**Entries shown:**

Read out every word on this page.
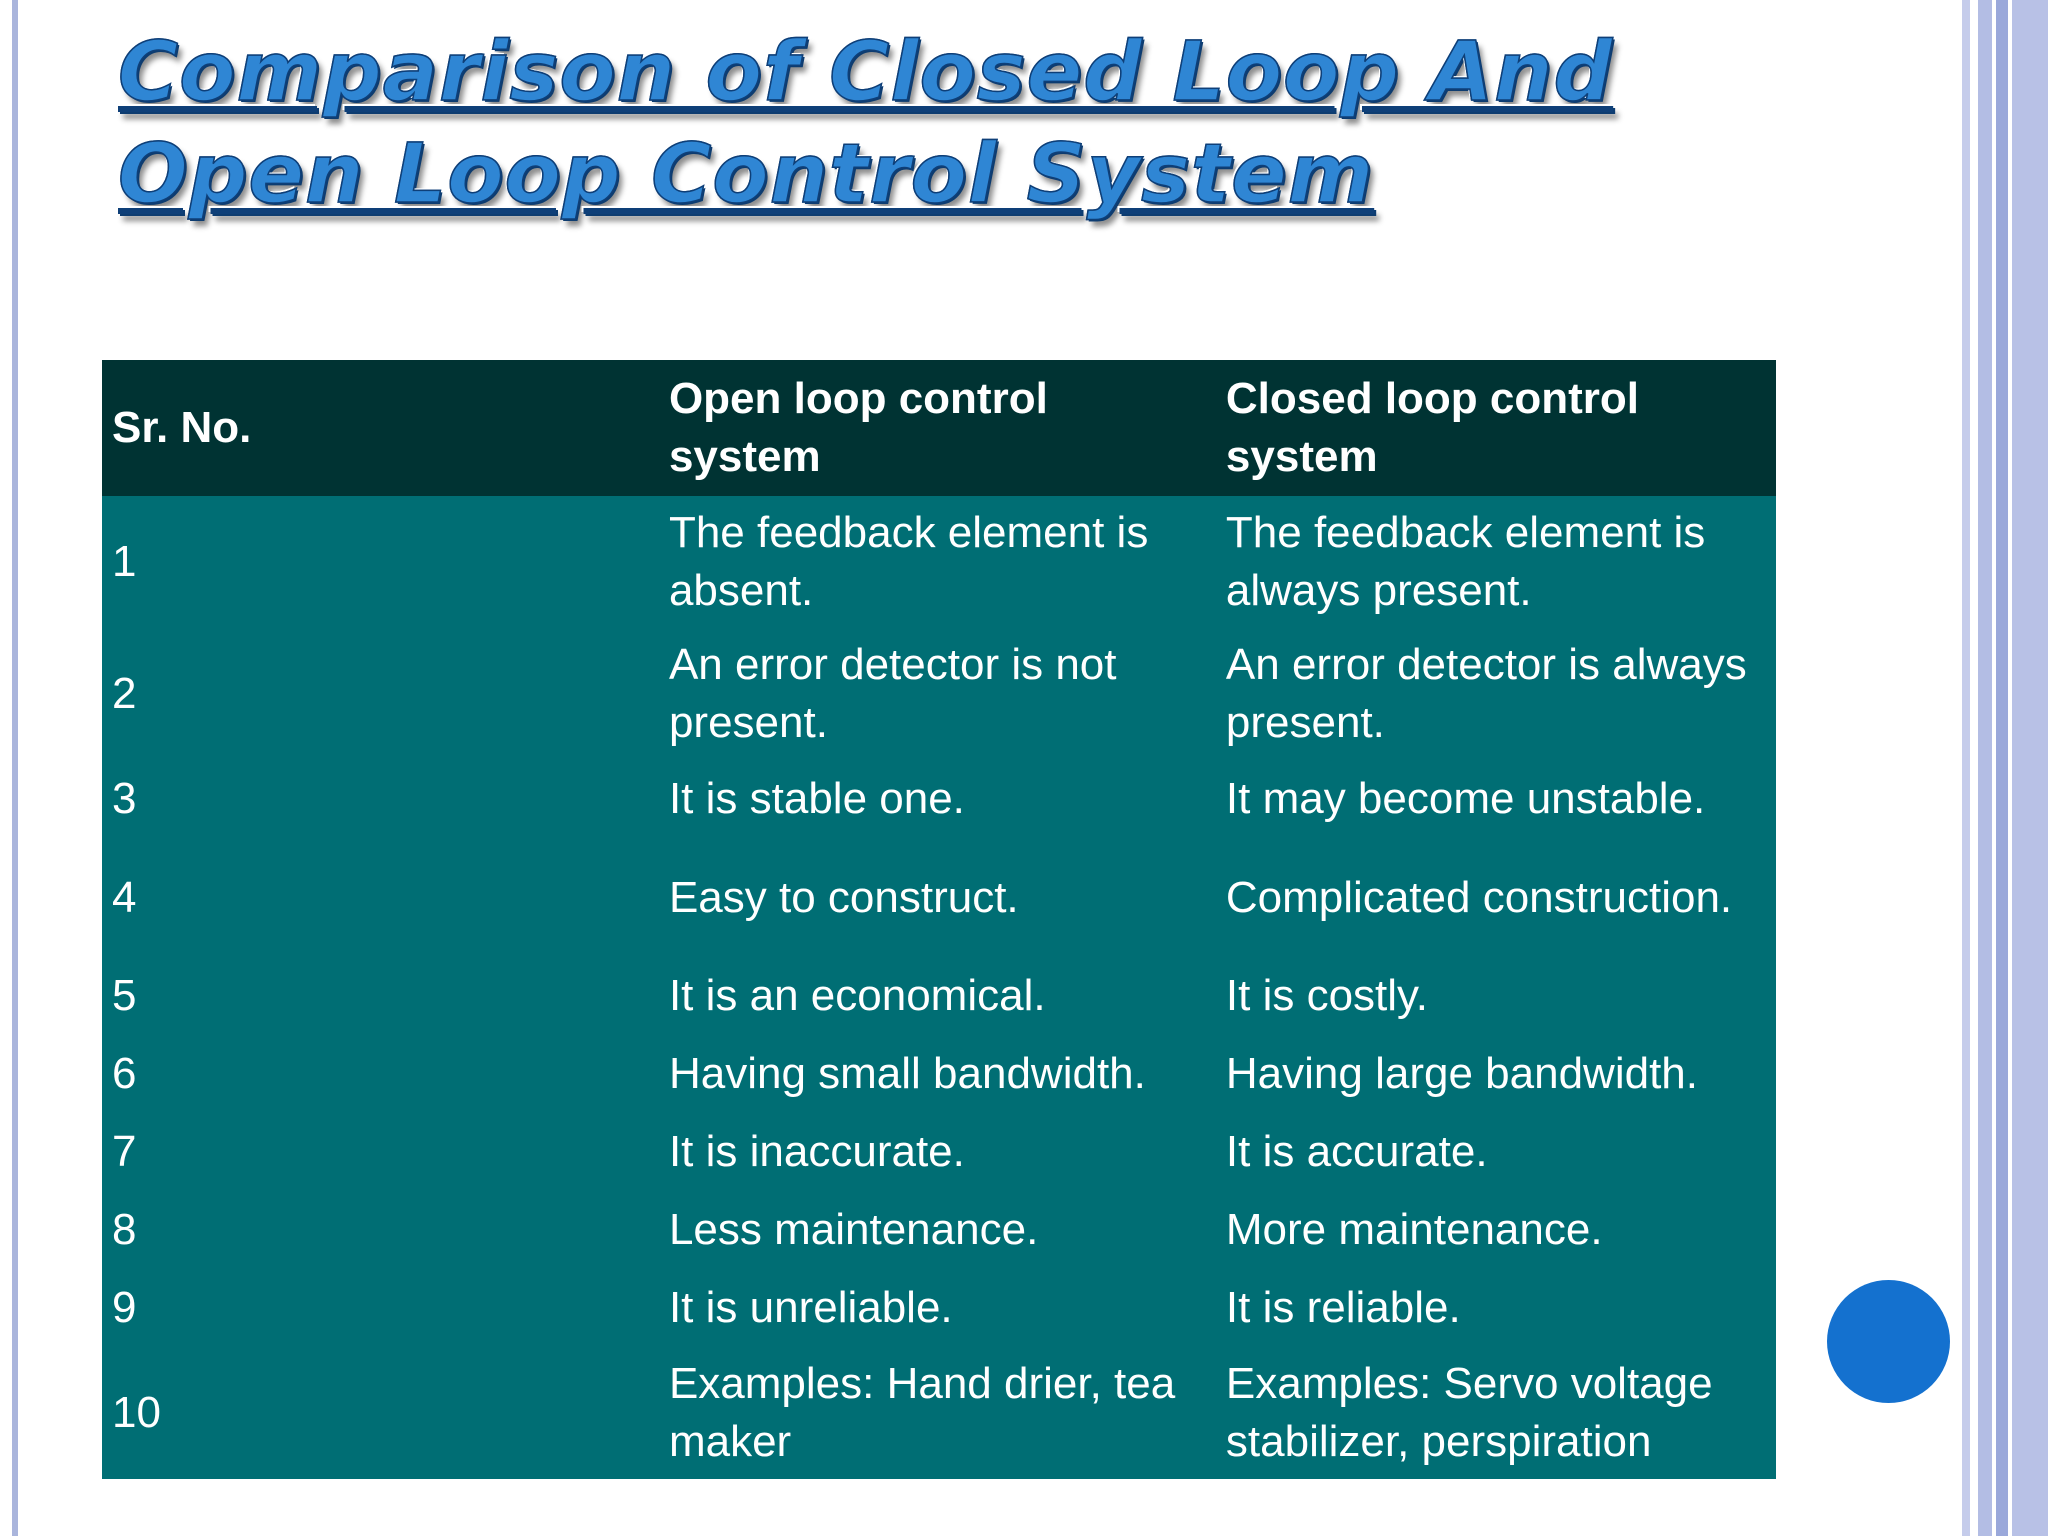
Comparison of Closed Loop And
Open Loop Control System
Sr. No.	Open loop control system	Closed loop control system
1	The feedback element is absent.	The feedback element is always present.
2	An error detector is not present.	An error detector is always present.
3	It is stable one.	It may become unstable.
4	Easy to construct.	Complicated construction.
5	It is an economical.	It is costly.
6	Having small bandwidth.	Having large bandwidth.
7	It is inaccurate.	It is accurate.
8	Less maintenance.	More maintenance.
9	It is unreliable.	It is reliable.
10	Examples: Hand drier, tea maker	Examples: Servo voltage stabilizer, perspiration
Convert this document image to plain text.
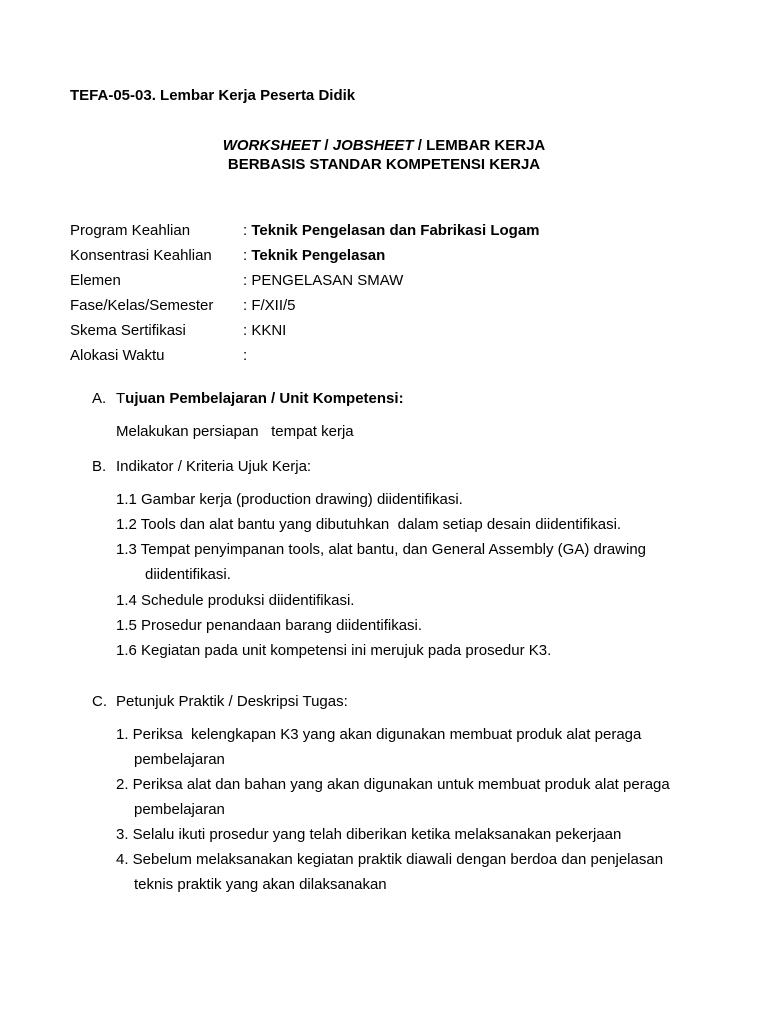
TEFA-05-03. Lembar Kerja Peserta Didik
WORKSHEET / JOBSHEET / LEMBAR KERJA
BERBASIS STANDAR KOMPETENSI KERJA
Program Keahlian	: Teknik Pengelasan dan Fabrikasi Logam
Konsentrasi Keahlian : Teknik Pengelasan
Elemen	: PENGELASAN SMAW
Fase/Kelas/Semester : F/XII/5
Skema Sertifikasi	: KKNI
Alokasi Waktu	:
A. Tujuan Pembelajaran / Unit Kompetensi:
Melakukan persiapan   tempat kerja
B. Indikator / Kriteria Ujuk Kerja:
1.1 Gambar kerja (production drawing) diidentifikasi.
1.2 Tools dan alat bantu yang dibutuhkan  dalam setiap desain diidentifikasi.
1.3 Tempat penyimpanan tools, alat bantu, dan General Assembly (GA) drawing
diidentifikasi.
1.4 Schedule produksi diidentifikasi.
1.5 Prosedur penandaan barang diidentifikasi.
1.6 Kegiatan pada unit kompetensi ini merujuk pada prosedur K3.
C. Petunjuk Praktik / Deskripsi Tugas:
1. Periksa  kelengkapan K3 yang akan digunakan membuat produk alat peraga
pembelajaran
2. Periksa alat dan bahan yang akan digunakan untuk membuat produk alat peraga
pembelajaran
3. Selalu ikuti prosedur yang telah diberikan ketika melaksanakan pekerjaan
4. Sebelum melaksanakan kegiatan praktik diawali dengan berdoa dan penjelasan
teknis praktik yang akan dilaksanakan
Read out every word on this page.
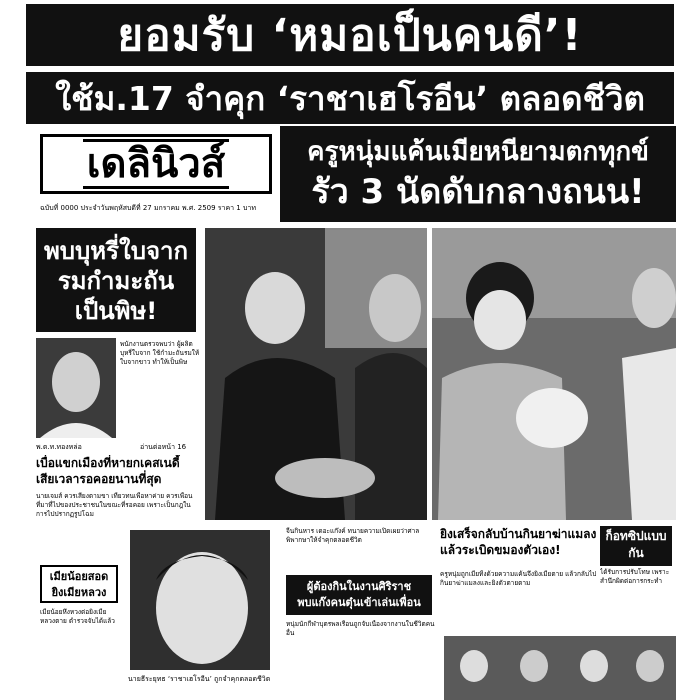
ยอมรับ ‘หมอเป็นคนดี’!
ใช้ม.17 จำคุก ‘ราชาเฮโรอีน’ ตลอดชีวิต
เดลินิวส์
ฉบับที่ 0000 ประจำวันพฤหัสบดีที่ 27 มกราคม พ.ศ. 2509 ราคา 1 บาท
ครูหนุ่มแค้นเมียหนียามตกทุกข์
รัว 3 นัดดับกลางถนน!
พบบุหรี่ใบจาก
รมกำมะถัน
เป็นพิษ!
พนักงานตรวจพบว่า ผู้ผลิตบุหรี่ใบจาก ใช้กำมะถันรมให้ใบจากขาว ทำให้เป็นพิษ
พ.ต.ท.ทองหล่อ	อ่านต่อหน้า 16
เบื่อแขกเมืองที่หายกเคสเนดี้ เสียเวลารอคอยนานที่สุด
นายเจมส์ ควรเสียงตามขา เที่ยวทนเพื่อหาค่าย ควรเพื่อนที่มาที่ไปของประชาชนในขณะที่รอคอย เพราะเป็นกฎในการไปปรากฏรูปโฉม
เมียน้อยสอด
ยิงเมียหลวง
เมียน้อยหึงหวงต่อยิงเมียหลวงตาย ตำรวจจับได้แล้ว
นายธีระยุทธ ‘ราชาเฮโรอีน’ ถูกจำคุกตลอดชีวิต
จีนกินหาร เดอะแก๊งค์ ทนายความเปิดเผยว่าศาลพิพากษาให้จำคุกตลอดชีวิต
ผู้ต้องกินในงานศิริราช
พบแก๊งคนตุ๋นเข้าเล่นเพื่อน
หนุ่มนักกีฬาบุตรพลเรือนถูกจับเนื่องจากงานในชีวิตคนอื่น
ยิงเสร็จกลับบ้านกินยาฆ่าแมลง แล้วระเบิดขมองตัวเอง!
ครูหนุ่มถูกเมียทิ้งด้วยความแค้นจึงยิงเมียตาย แล้วกลับไปกินยาฆ่าแมลงและยิงตัวตายตาม
ก็อทซิปแบบกัน
ได้รับการปรับโทษ เพราะสำนึกผิดต่อการกระทำ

**Written task:**
Without the pictures, copy the material exactly as given.

**Response to the exercise:**
Read out every word on this page.
Comparison of Closed Loop And
Open Loop Control System
Sr. No.	Open loop control system	Closed loop control system
1	The feedback element is absent.	The feedback element is always present.
2	An error detector is not present.	An error detector is always present.
3	It is stable one.	It may become unstable.
4	Easy to construct.	Complicated construction.
5	It is an economical.	It is costly.
6	Having small bandwidth.	Having large bandwidth.
7	It is inaccurate.	It is accurate.
8	Less maintenance.	More maintenance.
9	It is unreliable.	It is reliable.
10	Examples: Hand drier, tea maker	Examples: Servo voltage stabilizer, perspiration
Convert this document image to plain text.
TEFA-05-03. Lembar Kerja Peserta Didik
WORKSHEET / JOBSHEET / LEMBAR KERJA
BERBASIS STANDAR KOMPETENSI KERJA
Program Keahlian	: Teknik Pengelasan dan Fabrikasi Logam
Konsentrasi Keahlian : Teknik Pengelasan
Elemen	: PENGELASAN SMAW
Fase/Kelas/Semester : F/XII/5
Skema Sertifikasi	: KKNI
Alokasi Waktu	:
A. Tujuan Pembelajaran / Unit Kompetensi:
Melakukan persiapan   tempat kerja
B. Indikator / Kriteria Ujuk Kerja:
1.1 Gambar kerja (production drawing) diidentifikasi.
1.2 Tools dan alat bantu yang dibutuhkan  dalam setiap desain diidentifikasi.
1.3 Tempat penyimpanan tools, alat bantu, dan General Assembly (GA) drawing
diidentifikasi.
1.4 Schedule produksi diidentifikasi.
1.5 Prosedur penandaan barang diidentifikasi.
1.6 Kegiatan pada unit kompetensi ini merujuk pada prosedur K3.
C. Petunjuk Praktik / Deskripsi Tugas:
1. Periksa  kelengkapan K3 yang akan digunakan membuat produk alat peraga
pembelajaran
2. Periksa alat dan bahan yang akan digunakan untuk membuat produk alat peraga
pembelajaran
3. Selalu ikuti prosedur yang telah diberikan ketika melaksanakan pekerjaan
4. Sebelum melaksanakan kegiatan praktik diawali dengan berdoa dan penjelasan
teknis praktik yang akan dilaksanakan
Read out every word on this page.
ยอมรับ ‘หมอเป็นคนดี’!
ใช้ม.17 จำคุก ‘ราชาเฮโรอีน’ ตลอดชีวิต
เดลินิวส์
ฉบับที่ 0000 ประจำวันพฤหัสบดีที่ 27 มกราคม พ.ศ. 2509 ราคา 1 บาท
ครูหนุ่มแค้นเมียหนียามตกทุกข์
รัว 3 นัดดับกลางถนน!
พบบุหรี่ใบจาก
รมกำมะถัน
เป็นพิษ!
พนักงานตรวจพบว่า ผู้ผลิตบุหรี่ใบจาก ใช้กำมะถันรมให้ใบจากขาว ทำให้เป็นพิษ
พ.ต.ท.ทองหล่อ	อ่านต่อหน้า 16
เบื่อแขกเมืองที่หายกเคสเนดี้ เสียเวลารอคอยนานที่สุด
นายเจมส์ ควรเสียงตามขา เที่ยวทนเพื่อหาค่าย ควรเพื่อนที่มาที่ไปของประชาชนในขณะที่รอคอย เพราะเป็นกฎในการไปปรากฏรูปโฉม
เมียน้อยสอด
ยิงเมียหลวง
เมียน้อยหึงหวงต่อยิงเมียหลวงตาย ตำรวจจับได้แล้ว
นายธีระยุทธ ‘ราชาเฮโรอีน’ ถูกจำคุกตลอดชีวิต
จีนกินหาร เดอะแก๊งค์ ทนายความเปิดเผยว่าศาลพิพากษาให้จำคุกตลอดชีวิต
ผู้ต้องกินในงานศิริราช
พบแก๊งคนตุ๋นเข้าเล่นเพื่อน
หนุ่มนักกีฬาบุตรพลเรือนถูกจับเนื่องจากงานในชีวิตคนอื่น
ยิงเสร็จกลับบ้านกินยาฆ่าแมลง แล้วระเบิดขมองตัวเอง!
ครูหนุ่มถูกเมียทิ้งด้วยความแค้นจึงยิงเมียตาย แล้วกลับไปกินยาฆ่าแมลงและยิงตัวตายตาม
ก็อทซิปแบบกัน
ได้รับการปรับโทษ เพราะสำนึกผิดต่อการกระทำ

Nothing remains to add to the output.